## Instructions for the task
Read the lines that follow and pick out every one containing the word "presence".

## Data supplied
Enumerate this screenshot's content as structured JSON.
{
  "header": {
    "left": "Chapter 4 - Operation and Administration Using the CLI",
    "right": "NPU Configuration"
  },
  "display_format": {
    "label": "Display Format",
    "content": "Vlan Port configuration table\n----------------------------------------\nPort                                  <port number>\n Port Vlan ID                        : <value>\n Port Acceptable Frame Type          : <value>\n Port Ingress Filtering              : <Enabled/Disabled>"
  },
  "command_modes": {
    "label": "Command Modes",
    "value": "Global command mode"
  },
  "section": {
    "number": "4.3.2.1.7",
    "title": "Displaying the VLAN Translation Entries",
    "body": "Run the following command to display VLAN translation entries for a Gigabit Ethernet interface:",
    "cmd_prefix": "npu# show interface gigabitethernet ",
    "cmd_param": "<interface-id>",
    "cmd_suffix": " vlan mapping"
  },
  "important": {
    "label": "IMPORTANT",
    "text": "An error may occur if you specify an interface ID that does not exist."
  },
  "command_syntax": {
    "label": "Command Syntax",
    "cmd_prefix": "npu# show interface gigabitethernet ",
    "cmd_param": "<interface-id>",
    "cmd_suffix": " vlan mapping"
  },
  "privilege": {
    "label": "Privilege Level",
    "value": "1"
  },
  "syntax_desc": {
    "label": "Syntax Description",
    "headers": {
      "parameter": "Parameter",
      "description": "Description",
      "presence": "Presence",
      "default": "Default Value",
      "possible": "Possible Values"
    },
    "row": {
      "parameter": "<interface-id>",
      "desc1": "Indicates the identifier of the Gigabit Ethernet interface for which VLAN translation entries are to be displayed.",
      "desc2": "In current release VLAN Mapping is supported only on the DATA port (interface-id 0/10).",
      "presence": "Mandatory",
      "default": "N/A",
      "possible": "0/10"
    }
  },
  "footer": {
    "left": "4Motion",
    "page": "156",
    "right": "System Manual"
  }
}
* * *
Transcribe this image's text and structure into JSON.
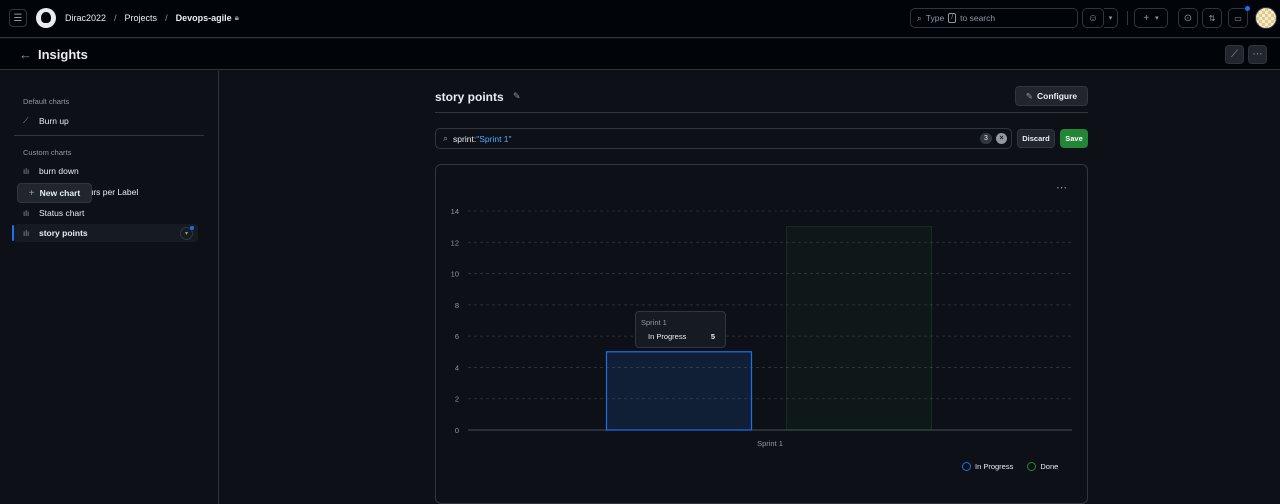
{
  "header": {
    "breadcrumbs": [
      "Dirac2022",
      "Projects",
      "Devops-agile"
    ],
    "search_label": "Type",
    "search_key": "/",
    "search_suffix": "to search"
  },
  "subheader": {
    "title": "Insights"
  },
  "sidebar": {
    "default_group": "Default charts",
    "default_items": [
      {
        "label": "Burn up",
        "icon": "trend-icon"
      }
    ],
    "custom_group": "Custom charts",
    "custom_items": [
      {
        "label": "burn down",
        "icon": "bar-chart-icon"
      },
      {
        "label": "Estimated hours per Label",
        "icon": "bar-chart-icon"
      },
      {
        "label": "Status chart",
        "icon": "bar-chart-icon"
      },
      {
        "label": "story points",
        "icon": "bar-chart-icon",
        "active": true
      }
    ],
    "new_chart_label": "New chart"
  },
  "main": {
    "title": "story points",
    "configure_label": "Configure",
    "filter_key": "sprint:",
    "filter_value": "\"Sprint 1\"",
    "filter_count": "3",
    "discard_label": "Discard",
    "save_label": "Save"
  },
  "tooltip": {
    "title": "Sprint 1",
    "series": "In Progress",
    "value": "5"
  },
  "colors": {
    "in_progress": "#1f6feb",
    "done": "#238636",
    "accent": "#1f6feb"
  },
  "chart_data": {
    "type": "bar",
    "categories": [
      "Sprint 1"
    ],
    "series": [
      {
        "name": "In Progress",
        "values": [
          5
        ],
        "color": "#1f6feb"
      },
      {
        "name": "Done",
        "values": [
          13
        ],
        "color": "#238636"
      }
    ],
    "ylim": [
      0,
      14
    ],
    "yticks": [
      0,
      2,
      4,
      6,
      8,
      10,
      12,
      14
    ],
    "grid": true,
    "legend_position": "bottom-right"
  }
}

## Task response
      "presence": "Presence",
      "presence": "Mandatory",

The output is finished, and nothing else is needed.